- REQUIREMENT
Restate each entry word for word, leaving nothing out.

- DATASET ROWS
"""
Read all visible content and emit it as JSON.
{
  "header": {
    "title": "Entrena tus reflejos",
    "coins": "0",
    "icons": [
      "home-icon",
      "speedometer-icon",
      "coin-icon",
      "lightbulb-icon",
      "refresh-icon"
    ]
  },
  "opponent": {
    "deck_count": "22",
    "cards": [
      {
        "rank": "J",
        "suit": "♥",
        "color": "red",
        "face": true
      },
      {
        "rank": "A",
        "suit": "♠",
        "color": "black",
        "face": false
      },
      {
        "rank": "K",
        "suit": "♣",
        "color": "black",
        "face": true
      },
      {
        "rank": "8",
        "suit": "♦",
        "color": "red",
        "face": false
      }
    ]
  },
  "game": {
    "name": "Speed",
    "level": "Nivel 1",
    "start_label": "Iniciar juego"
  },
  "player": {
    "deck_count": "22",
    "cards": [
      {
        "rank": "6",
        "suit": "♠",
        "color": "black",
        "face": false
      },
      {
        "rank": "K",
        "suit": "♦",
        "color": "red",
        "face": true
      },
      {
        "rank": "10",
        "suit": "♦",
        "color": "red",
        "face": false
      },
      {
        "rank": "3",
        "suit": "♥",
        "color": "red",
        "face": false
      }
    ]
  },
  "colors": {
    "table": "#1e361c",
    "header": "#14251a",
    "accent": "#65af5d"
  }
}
"""
- EXPECTED ANSWER
Read all visible content and emit it as JSON.
{
  "header": {
    "title": "Entrena tus reflejos",
    "coins": "0",
    "icons": [
      "home-icon",
      "speedometer-icon",
      "coin-icon",
      "lightbulb-icon",
      "refresh-icon"
    ]
  },
  "opponent": {
    "deck_count": "22",
    "cards": [
      {
        "rank": "J",
        "suit": "♥",
        "color": "red",
        "face": true
      },
      {
        "rank": "A",
        "suit": "♠",
        "color": "black",
        "face": false
      },
      {
        "rank": "K",
        "suit": "♣",
        "color": "black",
        "face": true
      },
      {
        "rank": "8",
        "suit": "♦",
        "color": "red",
        "face": false
      }
    ]
  },
  "game": {
    "name": "Speed",
    "level": "Nivel 1",
    "start_label": "Iniciar juego"
  },
  "player": {
    "deck_count": "22",
    "cards": [
      {
        "rank": "6",
        "suit": "♠",
        "color": "black",
        "face": false
      },
      {
        "rank": "K",
        "suit": "♦",
        "color": "red",
        "face": true
      },
      {
        "rank": "10",
        "suit": "♦",
        "color": "red",
        "face": false
      },
      {
        "rank": "3",
        "suit": "♥",
        "color": "red",
        "face": false
      }
    ]
  },
  "colors": {
    "table": "#1e361c",
    "header": "#14251a",
    "accent": "#65af5d"
  }
}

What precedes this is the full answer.